DMCA is a sham. The Sony Supreme Court ruling allowed the making of vhs copies of films. The studios still tried to stop copying but didn’t succeed. The Studios tried to get laws through Congress years later to prevent copying, but silicon valley’s lobbyists stopped it in its tracks.

DMCA is just a big scare. The studios employ outsource people to attempt to shake down those who the studios can INTIMIDATE into paying them a fee for making a copy from a torrent. The warnings on DVD menus are crap. They sometimes mis-state the truth of the law, sometimes state it truthfully, but in either case, they are not actionable crimes, they are merely civil matters. Outsourcers can try to shake down torrent users if they can find out who they are, but there’s no legal machinery behind them. The cases don’t got to court.

Most Internet companies comply in part with the DMCA notices, but withhold the shakedown language from the emails because they righteously refuse to take part in a shakedown. At bottom, most of the big internet operations support their customers in these matters, and only comply with DMCA by sending the edited notice. A few of the smaller companies include the complete DMCA and shakedown. But most don’t. I’ve heard of no one being taken to court, but it is possible. Because of the Sony rule which the studios have never contested because they’re afraid they’d lose again, that is where the matter stands.

Why haven’t journalists learned why Antigua shut Slysoft down?

DatKat (user link) says:

I'd like to weigh in.

I have an optical drive that allows me to play the copy protected media/discs. I also have software that allows me to view what the optical drive is playing. With this being said, do I now have the right to record my own desktop or take screenshots of my own desktop? How far can legalese go in terms of this example. I am clearly not breaking any copy protection, nor am I using any software that does so. Can "they" actually argue and or tell me that I cannot record video of my own personal computers desktop just because I just so happen to be watching a movie? I just think that, this is valid. It scares me to think about such things, but we must!!!

DatKat (user link) says:

I'd like to weigh in.

■ ■ ■ ■ ■ ■ ■

§ Short problem:
Pick up the comment thread about the DMCA right after its last line and keep it going.

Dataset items
■ ■ ■ ■ ■ ■ ■

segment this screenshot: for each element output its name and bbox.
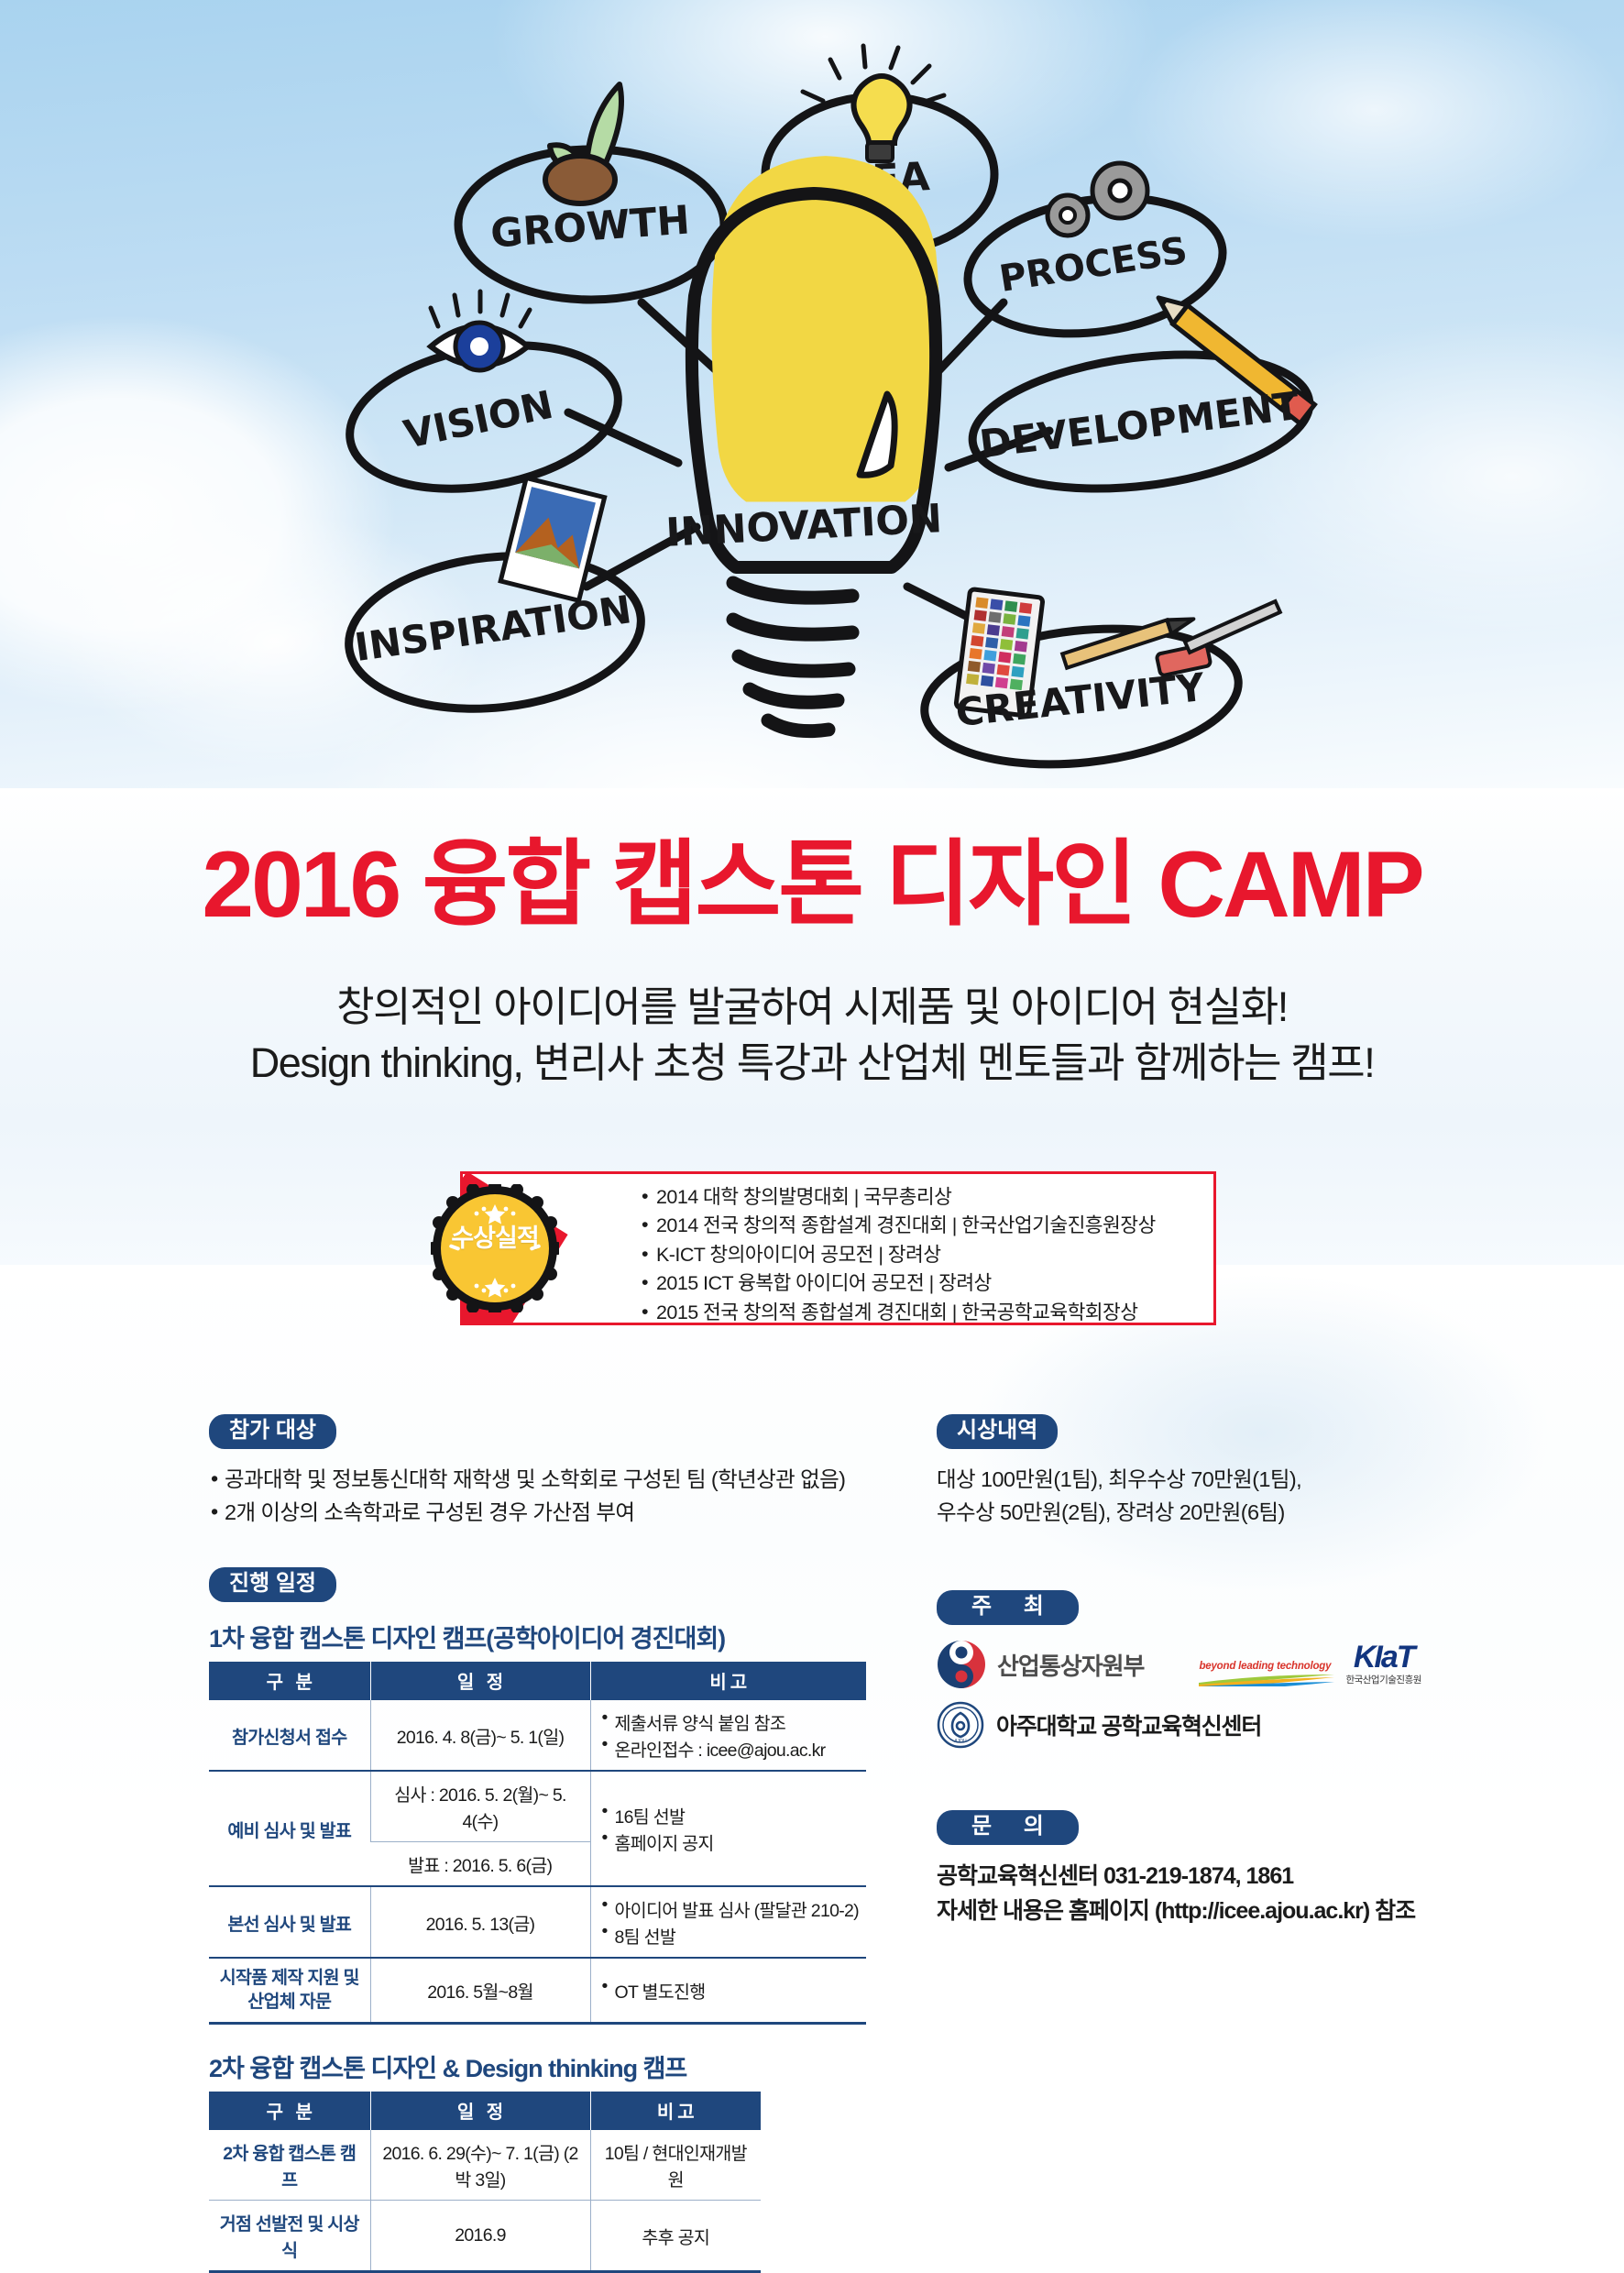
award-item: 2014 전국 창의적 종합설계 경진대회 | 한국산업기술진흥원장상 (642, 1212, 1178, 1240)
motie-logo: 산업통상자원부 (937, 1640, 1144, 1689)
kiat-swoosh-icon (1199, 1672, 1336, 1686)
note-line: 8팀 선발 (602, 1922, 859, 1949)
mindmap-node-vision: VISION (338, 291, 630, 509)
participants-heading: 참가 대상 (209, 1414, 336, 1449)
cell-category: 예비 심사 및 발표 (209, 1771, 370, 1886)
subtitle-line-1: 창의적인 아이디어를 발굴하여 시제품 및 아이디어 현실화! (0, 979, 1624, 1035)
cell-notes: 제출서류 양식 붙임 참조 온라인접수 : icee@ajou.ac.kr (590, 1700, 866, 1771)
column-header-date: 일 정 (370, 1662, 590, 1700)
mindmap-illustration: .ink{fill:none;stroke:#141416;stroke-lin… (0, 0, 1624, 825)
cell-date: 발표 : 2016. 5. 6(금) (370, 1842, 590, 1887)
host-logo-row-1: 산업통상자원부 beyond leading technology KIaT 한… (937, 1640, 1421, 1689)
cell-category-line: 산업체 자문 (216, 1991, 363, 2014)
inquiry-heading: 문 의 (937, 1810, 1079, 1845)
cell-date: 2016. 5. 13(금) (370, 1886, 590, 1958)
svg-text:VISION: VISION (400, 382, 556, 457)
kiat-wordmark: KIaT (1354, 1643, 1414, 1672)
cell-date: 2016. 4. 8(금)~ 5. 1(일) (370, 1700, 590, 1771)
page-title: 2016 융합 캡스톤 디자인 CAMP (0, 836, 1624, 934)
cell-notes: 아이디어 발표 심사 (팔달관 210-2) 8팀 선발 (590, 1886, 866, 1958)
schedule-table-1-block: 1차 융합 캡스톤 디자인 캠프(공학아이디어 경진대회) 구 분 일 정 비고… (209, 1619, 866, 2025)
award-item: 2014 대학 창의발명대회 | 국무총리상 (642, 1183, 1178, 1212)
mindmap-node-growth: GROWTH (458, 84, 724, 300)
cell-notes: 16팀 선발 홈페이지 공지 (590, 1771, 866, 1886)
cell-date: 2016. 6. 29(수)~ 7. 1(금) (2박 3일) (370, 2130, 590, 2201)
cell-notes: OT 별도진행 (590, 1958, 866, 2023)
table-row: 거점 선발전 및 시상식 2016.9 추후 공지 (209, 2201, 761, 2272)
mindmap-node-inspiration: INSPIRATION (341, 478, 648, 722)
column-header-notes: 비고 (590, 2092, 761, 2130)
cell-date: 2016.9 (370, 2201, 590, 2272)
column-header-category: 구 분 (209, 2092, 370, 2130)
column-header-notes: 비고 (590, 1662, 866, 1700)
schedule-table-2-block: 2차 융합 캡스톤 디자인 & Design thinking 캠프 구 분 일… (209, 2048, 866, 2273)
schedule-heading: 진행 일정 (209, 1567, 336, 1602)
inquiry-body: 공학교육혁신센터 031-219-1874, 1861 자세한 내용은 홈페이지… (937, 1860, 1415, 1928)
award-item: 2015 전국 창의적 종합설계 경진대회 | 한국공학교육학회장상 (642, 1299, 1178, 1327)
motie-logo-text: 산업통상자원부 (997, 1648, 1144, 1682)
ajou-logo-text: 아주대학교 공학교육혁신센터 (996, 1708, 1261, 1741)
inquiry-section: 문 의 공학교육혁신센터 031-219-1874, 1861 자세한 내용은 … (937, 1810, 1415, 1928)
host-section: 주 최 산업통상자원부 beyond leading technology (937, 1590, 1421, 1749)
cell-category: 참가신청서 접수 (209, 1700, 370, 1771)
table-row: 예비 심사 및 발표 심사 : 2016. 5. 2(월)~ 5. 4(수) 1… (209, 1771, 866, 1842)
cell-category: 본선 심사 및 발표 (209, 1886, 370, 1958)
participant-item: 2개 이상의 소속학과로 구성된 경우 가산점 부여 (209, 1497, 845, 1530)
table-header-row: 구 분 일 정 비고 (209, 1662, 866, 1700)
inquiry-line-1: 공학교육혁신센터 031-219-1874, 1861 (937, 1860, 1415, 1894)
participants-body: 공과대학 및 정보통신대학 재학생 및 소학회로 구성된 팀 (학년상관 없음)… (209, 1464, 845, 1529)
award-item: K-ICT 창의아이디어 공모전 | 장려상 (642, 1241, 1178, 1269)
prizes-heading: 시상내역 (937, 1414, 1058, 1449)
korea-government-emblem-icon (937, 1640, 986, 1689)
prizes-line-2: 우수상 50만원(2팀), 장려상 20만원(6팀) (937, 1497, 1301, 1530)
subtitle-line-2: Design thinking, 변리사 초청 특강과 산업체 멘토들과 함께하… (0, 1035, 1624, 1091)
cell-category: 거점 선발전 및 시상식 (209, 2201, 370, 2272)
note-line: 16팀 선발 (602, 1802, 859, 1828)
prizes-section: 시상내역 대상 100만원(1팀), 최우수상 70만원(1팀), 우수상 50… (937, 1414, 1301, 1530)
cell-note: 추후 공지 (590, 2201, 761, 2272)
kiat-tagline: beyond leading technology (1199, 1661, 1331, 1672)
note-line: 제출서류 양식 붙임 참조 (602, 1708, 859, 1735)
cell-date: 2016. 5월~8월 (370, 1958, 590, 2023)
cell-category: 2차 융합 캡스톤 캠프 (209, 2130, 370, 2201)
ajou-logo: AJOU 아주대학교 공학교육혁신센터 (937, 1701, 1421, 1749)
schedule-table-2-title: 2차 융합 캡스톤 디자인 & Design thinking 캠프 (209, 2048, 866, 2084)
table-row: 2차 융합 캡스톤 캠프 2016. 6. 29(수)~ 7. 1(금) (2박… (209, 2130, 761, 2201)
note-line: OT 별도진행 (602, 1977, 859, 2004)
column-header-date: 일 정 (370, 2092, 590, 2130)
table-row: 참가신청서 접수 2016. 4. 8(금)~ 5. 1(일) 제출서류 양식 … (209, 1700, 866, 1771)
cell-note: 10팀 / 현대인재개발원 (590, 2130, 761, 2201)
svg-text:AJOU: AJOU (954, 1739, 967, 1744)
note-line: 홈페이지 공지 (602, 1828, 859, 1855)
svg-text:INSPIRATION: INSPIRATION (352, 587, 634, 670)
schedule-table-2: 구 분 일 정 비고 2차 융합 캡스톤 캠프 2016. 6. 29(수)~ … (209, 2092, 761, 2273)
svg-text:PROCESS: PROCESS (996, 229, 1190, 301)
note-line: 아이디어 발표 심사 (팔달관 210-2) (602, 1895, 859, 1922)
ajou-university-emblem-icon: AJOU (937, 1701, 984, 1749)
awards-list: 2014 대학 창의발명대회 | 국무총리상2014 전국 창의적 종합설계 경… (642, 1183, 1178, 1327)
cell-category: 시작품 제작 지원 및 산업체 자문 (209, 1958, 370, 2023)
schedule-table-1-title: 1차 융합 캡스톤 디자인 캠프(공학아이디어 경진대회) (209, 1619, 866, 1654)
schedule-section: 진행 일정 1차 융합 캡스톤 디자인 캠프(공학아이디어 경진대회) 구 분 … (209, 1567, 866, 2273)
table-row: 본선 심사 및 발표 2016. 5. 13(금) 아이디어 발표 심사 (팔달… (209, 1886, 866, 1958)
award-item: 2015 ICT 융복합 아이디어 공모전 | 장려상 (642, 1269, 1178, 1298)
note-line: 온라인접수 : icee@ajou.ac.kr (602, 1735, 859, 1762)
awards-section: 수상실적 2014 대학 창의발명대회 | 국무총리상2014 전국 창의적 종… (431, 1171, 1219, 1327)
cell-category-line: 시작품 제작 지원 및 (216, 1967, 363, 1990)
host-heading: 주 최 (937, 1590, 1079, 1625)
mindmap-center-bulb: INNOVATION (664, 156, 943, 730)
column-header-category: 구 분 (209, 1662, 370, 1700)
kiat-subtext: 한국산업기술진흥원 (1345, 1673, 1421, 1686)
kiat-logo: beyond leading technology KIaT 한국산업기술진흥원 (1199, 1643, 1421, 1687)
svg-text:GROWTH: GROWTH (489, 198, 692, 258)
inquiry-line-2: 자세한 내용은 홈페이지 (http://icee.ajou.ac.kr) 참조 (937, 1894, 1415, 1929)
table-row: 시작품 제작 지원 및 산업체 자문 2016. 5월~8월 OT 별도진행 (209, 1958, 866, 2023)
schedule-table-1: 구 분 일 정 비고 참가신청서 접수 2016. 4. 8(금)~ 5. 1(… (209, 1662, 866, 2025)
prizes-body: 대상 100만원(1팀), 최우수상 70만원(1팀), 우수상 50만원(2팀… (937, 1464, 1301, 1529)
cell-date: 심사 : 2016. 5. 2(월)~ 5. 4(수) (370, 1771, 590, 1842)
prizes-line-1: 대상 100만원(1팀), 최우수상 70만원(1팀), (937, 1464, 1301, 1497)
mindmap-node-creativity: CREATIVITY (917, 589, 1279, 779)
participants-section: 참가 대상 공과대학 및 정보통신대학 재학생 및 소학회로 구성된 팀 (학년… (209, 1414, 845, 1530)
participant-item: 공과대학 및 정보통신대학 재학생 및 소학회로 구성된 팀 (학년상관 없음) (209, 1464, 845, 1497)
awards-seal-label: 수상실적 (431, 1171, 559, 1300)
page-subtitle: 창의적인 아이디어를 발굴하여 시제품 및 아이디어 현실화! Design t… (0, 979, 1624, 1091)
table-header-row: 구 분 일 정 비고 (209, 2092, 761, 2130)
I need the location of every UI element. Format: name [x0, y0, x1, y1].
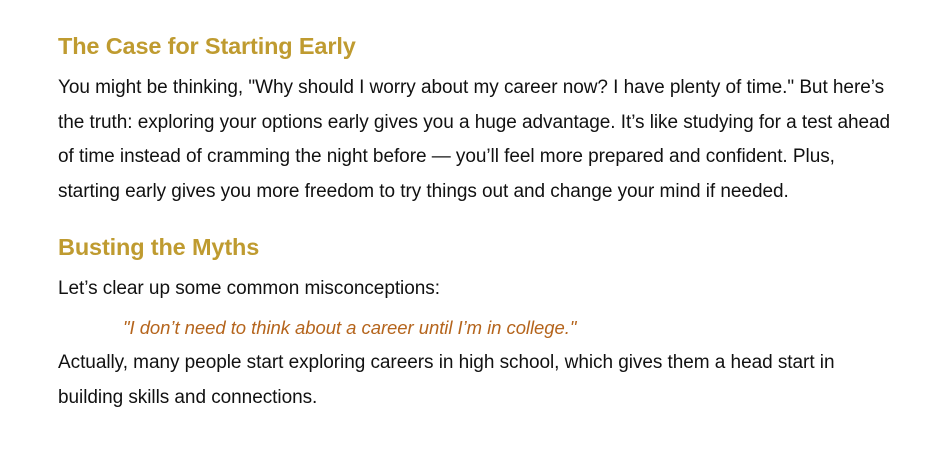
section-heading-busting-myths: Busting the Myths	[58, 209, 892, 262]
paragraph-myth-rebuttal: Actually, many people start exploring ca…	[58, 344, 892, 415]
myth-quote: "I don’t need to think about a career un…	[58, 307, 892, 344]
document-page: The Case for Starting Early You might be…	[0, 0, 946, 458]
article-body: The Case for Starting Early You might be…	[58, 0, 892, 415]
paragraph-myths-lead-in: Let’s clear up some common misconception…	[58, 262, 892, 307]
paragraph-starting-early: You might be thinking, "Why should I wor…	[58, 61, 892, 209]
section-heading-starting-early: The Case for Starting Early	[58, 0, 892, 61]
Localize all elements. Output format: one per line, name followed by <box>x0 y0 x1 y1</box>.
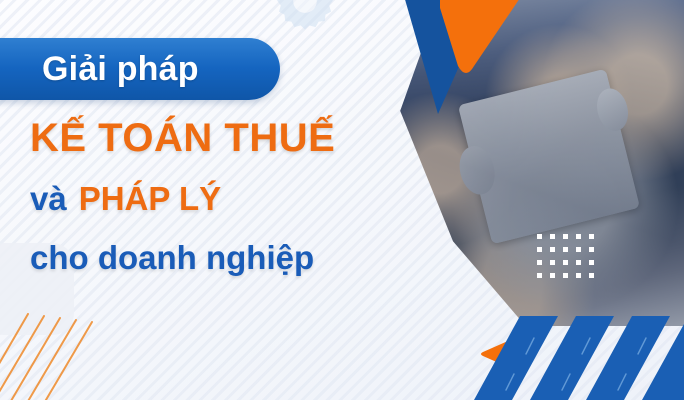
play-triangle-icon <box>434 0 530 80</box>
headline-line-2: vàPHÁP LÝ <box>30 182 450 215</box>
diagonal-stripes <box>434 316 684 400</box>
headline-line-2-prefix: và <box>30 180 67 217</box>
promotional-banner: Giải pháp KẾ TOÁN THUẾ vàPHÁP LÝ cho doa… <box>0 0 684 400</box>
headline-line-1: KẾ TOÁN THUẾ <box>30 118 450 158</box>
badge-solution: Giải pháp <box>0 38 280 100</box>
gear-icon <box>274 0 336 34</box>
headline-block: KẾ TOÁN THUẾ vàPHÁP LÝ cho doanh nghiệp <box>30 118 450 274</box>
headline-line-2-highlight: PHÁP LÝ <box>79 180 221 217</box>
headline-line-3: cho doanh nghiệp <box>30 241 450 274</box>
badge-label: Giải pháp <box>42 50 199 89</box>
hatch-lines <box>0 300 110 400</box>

■ ■ ■ ■ ■ ■ ■

§ In response:
I suppose these days it doesn’t matter as much as it once did. CDs are almost extinct and soon, I believe DVDs and the like will also be gone. Companies pay for using the digital data and we pay only to view/listen and never will we own it. I figure that this is the solution to their issues. This upsets me because I really enjoy ripping CDs and other media. Mainly for the fact that I prefer different qualities some of which I cannot find from certain companies. Also, can you purchase an MP4/H.264/AAC movie to play on your mboile devices as quickly as you could purchase a regualr DVD or Blue Ray movie? Or how about purchasing nice CDs in flac? not as easy as buying that regular CD and ripping it to flac OR mp3 yourself? finally, I notice that when I rip my CDs to mp3, the quality of my rips are better than what i hear coming from itunes. That’s just sad 😀

Archie Fatcacky says:

RedFox Have Control Issues

I questioned the links between Slysoft and RedFox on the RedFox forum and suggested that a better policy would be to be more honest about them, I have subsequently had my IP address blocked so I can now no longer access the forum (actually they blocked the IP address at my local coffee shop but that’s by the by).
If you wish to enter into a financial relationship with a company who have such a dictatorial approach to the people who pay their salaries then that’s down to you but these people now have my personal details and have (theoretically) blocked me from contacting them. Just remember the same thing could happen to you if you sign up and have a problem.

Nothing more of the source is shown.